* Instructions to follow:
Please transcribe the data that follows without the pictures, keeping every word the same.

* Extracted entries:
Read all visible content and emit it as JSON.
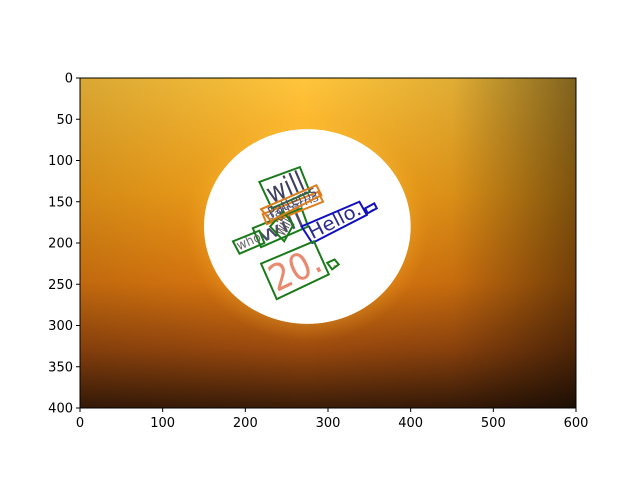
{
  "chart_data": {
    "type": "image",
    "title": "",
    "xlabel": "",
    "ylabel": "",
    "xlim": [
      0,
      600
    ],
    "ylim": [
      400,
      0
    ],
    "y_axis_inverted": true,
    "grid": false,
    "xticks": [
      0,
      100,
      200,
      300,
      400,
      500,
      600
    ],
    "yticks": [
      0,
      50,
      100,
      150,
      200,
      250,
      300,
      350,
      400
    ],
    "image": {
      "description_free": true,
      "background_colors": [
        "#ffc13a",
        "#f7a51a",
        "#e2780c",
        "#a0420a",
        "#3a1a05"
      ],
      "sun": {
        "center": [
          275,
          180
        ],
        "radius_x": 125,
        "radius_y": 118,
        "color": "#ffffff",
        "glow": "#fff27a"
      }
    },
    "annotations": [
      {
        "text": "will",
        "box_color": "#1a7a1a",
        "text_color": "#4a4a6a",
        "polygon": [
          [
            209,
            182
          ],
          [
            219,
            205
          ],
          [
            276,
            180
          ],
          [
            268,
            158
          ]
        ]
      },
      {
        "text": "will",
        "box_color": "#1a7a1a",
        "text_color": "#3e3e5e",
        "polygon": [
          [
            217,
            126
          ],
          [
            232,
            158
          ],
          [
            278,
            138
          ],
          [
            266,
            108
          ]
        ]
      },
      {
        "text": "patterns",
        "box_color": "#e07b1a",
        "text_color": "#555577",
        "polygon": [
          [
            221,
            165
          ],
          [
            226,
            177
          ],
          [
            294,
            150
          ],
          [
            288,
            138
          ]
        ]
      },
      {
        "text": "who",
        "box_color": "#1a7a1a",
        "text_color": "#6a6a6a",
        "polygon": [
          [
            185,
            198
          ],
          [
            193,
            213
          ],
          [
            223,
            200
          ],
          [
            217,
            185
          ]
        ]
      },
      {
        "text": "will",
        "box_color": "#1a7a1a",
        "text_color": "#555555",
        "polygon": [
          [
            230,
            180
          ],
          [
            247,
            198
          ],
          [
            258,
            178
          ],
          [
            246,
            162
          ]
        ]
      },
      {
        "text": "Patterns",
        "box_color": "#e07b1a",
        "text_color": "#4a4a6a",
        "polygon": [
          [
            219,
            159
          ],
          [
            231,
            173
          ],
          [
            292,
            142
          ],
          [
            286,
            130
          ]
        ]
      },
      {
        "text": "Hello.",
        "box_color": "#1010c0",
        "text_color": "#2a2a90",
        "polygon": [
          [
            268,
            180
          ],
          [
            281,
            200
          ],
          [
            347,
            166
          ],
          [
            338,
            150
          ]
        ]
      },
      {
        "text": ".",
        "box_color": "#1010c0",
        "text_color": "#2a2a90",
        "polygon": [
          [
            345,
            158
          ],
          [
            348,
            164
          ],
          [
            359,
            158
          ],
          [
            356,
            152
          ]
        ]
      },
      {
        "text": "20.",
        "box_color": "#1a7a1a",
        "text_color": "#e88a70",
        "polygon": [
          [
            219,
            225
          ],
          [
            238,
            268
          ],
          [
            301,
            238
          ],
          [
            283,
            198
          ]
        ]
      },
      {
        "text": ".",
        "box_color": "#1a7a1a",
        "text_color": "#e88a70",
        "polygon": [
          [
            299,
            224
          ],
          [
            305,
            232
          ],
          [
            313,
            226
          ],
          [
            308,
            220
          ]
        ]
      }
    ]
  }
}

* The completed task:
Read all visible content and emit it as JSON.
{
  "chart_data": {
    "type": "image",
    "title": "",
    "xlabel": "",
    "ylabel": "",
    "xlim": [
      0,
      600
    ],
    "ylim": [
      400,
      0
    ],
    "y_axis_inverted": true,
    "grid": false,
    "xticks": [
      0,
      100,
      200,
      300,
      400,
      500,
      600
    ],
    "yticks": [
      0,
      50,
      100,
      150,
      200,
      250,
      300,
      350,
      400
    ],
    "image": {
      "description_free": true,
      "background_colors": [
        "#ffc13a",
        "#f7a51a",
        "#e2780c",
        "#a0420a",
        "#3a1a05"
      ],
      "sun": {
        "center": [
          275,
          180
        ],
        "radius_x": 125,
        "radius_y": 118,
        "color": "#ffffff",
        "glow": "#fff27a"
      }
    },
    "annotations": [
      {
        "text": "will",
        "box_color": "#1a7a1a",
        "text_color": "#4a4a6a",
        "polygon": [
          [
            209,
            182
          ],
          [
            219,
            205
          ],
          [
            276,
            180
          ],
          [
            268,
            158
          ]
        ]
      },
      {
        "text": "will",
        "box_color": "#1a7a1a",
        "text_color": "#3e3e5e",
        "polygon": [
          [
            217,
            126
          ],
          [
            232,
            158
          ],
          [
            278,
            138
          ],
          [
            266,
            108
          ]
        ]
      },
      {
        "text": "patterns",
        "box_color": "#e07b1a",
        "text_color": "#555577",
        "polygon": [
          [
            221,
            165
          ],
          [
            226,
            177
          ],
          [
            294,
            150
          ],
          [
            288,
            138
          ]
        ]
      },
      {
        "text": "who",
        "box_color": "#1a7a1a",
        "text_color": "#6a6a6a",
        "polygon": [
          [
            185,
            198
          ],
          [
            193,
            213
          ],
          [
            223,
            200
          ],
          [
            217,
            185
          ]
        ]
      },
      {
        "text": "will",
        "box_color": "#1a7a1a",
        "text_color": "#555555",
        "polygon": [
          [
            230,
            180
          ],
          [
            247,
            198
          ],
          [
            258,
            178
          ],
          [
            246,
            162
          ]
        ]
      },
      {
        "text": "Patterns",
        "box_color": "#e07b1a",
        "text_color": "#4a4a6a",
        "polygon": [
          [
            219,
            159
          ],
          [
            231,
            173
          ],
          [
            292,
            142
          ],
          [
            286,
            130
          ]
        ]
      },
      {
        "text": "Hello.",
        "box_color": "#1010c0",
        "text_color": "#2a2a90",
        "polygon": [
          [
            268,
            180
          ],
          [
            281,
            200
          ],
          [
            347,
            166
          ],
          [
            338,
            150
          ]
        ]
      },
      {
        "text": ".",
        "box_color": "#1010c0",
        "text_color": "#2a2a90",
        "polygon": [
          [
            345,
            158
          ],
          [
            348,
            164
          ],
          [
            359,
            158
          ],
          [
            356,
            152
          ]
        ]
      },
      {
        "text": "20.",
        "box_color": "#1a7a1a",
        "text_color": "#e88a70",
        "polygon": [
          [
            219,
            225
          ],
          [
            238,
            268
          ],
          [
            301,
            238
          ],
          [
            283,
            198
          ]
        ]
      },
      {
        "text": ".",
        "box_color": "#1a7a1a",
        "text_color": "#e88a70",
        "polygon": [
          [
            299,
            224
          ],
          [
            305,
            232
          ],
          [
            313,
            226
          ],
          [
            308,
            220
          ]
        ]
      }
    ]
  }
}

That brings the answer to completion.